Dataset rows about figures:
____
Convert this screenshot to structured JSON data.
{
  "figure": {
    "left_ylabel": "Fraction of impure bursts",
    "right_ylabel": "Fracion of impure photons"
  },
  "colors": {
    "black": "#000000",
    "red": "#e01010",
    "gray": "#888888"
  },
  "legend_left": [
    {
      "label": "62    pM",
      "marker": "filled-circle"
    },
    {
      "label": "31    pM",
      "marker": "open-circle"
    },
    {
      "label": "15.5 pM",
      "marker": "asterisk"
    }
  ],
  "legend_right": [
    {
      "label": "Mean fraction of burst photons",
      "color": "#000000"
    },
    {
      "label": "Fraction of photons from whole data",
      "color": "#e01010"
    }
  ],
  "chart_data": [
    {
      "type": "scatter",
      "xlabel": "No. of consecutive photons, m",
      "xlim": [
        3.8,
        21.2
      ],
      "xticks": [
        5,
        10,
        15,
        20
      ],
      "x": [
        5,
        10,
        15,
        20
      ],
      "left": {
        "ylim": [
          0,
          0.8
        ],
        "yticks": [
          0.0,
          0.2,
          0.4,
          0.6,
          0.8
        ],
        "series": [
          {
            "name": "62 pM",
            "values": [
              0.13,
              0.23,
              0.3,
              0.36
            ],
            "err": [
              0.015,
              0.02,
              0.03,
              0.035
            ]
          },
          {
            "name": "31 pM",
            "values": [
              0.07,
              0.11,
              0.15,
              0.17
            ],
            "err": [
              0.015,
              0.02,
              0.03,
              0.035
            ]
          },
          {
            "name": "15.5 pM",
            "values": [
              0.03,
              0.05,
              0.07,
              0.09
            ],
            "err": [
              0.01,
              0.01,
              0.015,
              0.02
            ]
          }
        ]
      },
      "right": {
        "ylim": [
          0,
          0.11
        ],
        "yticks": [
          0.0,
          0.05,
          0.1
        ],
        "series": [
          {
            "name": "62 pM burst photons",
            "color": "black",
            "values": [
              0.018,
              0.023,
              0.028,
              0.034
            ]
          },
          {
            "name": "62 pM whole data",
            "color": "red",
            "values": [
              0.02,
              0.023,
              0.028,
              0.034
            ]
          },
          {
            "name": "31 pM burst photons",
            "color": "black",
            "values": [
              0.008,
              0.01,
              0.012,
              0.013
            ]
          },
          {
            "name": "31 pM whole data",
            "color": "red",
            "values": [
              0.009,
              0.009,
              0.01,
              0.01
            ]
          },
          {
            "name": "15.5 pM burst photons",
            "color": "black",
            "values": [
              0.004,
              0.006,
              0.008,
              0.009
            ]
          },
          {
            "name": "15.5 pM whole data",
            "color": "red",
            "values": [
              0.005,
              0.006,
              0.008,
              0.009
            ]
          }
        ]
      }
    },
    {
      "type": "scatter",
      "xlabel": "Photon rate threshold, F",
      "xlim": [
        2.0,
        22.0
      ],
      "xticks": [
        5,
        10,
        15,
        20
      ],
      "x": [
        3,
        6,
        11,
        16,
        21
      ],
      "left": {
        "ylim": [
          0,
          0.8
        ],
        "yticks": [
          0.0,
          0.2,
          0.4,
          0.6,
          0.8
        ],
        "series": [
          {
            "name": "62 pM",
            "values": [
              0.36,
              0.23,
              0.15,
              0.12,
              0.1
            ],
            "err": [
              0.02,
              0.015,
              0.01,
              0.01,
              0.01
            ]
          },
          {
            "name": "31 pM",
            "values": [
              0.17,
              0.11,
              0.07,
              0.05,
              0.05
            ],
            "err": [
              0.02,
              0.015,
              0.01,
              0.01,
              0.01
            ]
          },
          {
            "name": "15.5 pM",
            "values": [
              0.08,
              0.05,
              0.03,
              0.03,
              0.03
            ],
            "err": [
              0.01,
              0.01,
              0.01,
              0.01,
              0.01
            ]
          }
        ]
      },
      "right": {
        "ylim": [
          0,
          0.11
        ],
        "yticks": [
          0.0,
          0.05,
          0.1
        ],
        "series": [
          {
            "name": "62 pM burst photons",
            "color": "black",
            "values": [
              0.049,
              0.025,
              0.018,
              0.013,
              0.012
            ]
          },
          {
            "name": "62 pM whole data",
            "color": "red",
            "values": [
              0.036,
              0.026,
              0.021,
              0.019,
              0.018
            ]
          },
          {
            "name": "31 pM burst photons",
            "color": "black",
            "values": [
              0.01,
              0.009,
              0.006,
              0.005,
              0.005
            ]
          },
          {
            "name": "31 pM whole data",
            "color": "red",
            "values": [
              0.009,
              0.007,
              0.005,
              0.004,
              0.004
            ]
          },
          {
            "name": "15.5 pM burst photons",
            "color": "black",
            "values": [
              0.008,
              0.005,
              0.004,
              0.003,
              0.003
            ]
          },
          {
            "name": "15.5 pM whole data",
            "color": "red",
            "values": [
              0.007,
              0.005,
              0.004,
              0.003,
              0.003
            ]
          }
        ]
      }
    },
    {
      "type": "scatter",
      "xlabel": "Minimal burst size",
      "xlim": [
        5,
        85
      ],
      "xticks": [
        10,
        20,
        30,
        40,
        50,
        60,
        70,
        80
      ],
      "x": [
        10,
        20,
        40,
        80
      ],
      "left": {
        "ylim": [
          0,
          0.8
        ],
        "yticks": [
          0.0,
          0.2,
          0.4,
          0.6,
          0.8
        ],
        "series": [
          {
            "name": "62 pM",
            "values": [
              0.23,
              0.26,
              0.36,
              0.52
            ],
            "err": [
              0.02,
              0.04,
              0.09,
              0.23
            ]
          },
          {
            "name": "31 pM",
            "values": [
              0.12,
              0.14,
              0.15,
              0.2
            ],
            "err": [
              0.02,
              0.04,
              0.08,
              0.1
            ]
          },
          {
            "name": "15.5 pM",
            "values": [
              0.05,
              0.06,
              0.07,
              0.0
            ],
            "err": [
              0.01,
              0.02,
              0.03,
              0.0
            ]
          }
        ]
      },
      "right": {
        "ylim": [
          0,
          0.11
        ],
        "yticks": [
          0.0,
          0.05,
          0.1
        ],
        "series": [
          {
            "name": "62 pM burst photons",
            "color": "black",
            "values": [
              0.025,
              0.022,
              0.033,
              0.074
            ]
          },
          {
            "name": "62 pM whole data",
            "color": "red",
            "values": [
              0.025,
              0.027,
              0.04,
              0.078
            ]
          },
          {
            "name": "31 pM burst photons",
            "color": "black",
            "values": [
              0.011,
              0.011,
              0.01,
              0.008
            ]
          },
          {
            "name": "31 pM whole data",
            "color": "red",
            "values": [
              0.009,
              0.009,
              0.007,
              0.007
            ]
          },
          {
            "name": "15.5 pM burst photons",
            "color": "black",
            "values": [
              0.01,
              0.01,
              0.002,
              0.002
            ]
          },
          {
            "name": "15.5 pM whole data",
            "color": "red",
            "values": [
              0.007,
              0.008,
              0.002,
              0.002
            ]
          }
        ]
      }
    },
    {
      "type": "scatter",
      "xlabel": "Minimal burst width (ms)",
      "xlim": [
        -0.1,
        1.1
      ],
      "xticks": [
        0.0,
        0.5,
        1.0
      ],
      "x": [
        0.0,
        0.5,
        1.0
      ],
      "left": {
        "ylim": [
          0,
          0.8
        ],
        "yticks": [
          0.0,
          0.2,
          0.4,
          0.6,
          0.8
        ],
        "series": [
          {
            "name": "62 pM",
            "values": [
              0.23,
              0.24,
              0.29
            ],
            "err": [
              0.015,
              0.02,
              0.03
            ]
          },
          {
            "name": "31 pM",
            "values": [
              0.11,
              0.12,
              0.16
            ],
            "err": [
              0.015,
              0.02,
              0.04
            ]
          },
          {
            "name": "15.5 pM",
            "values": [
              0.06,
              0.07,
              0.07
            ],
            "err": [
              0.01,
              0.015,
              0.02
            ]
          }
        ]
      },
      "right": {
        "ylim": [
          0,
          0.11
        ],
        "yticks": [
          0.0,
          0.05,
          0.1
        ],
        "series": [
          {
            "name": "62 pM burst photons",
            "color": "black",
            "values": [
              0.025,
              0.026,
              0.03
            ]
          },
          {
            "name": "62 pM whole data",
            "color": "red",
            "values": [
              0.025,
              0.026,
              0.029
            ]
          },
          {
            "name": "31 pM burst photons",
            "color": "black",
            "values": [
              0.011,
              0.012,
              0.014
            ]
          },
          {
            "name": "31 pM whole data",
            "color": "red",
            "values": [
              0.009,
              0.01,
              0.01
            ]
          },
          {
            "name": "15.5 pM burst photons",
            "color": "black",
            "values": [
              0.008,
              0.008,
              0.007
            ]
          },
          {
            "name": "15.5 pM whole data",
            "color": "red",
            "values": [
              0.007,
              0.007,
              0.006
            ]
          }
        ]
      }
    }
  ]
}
____
What is needed: Lines holding the word "xlabel" in the entries above are the ones to pull out. Copy them all.

Completed task:
      "xlabel": "No. of consecutive photons, m",
      "xlabel": "Photon rate threshold, F",
      "xlabel": "Minimal burst size",
      "xlabel": "Minimal burst width (ms)",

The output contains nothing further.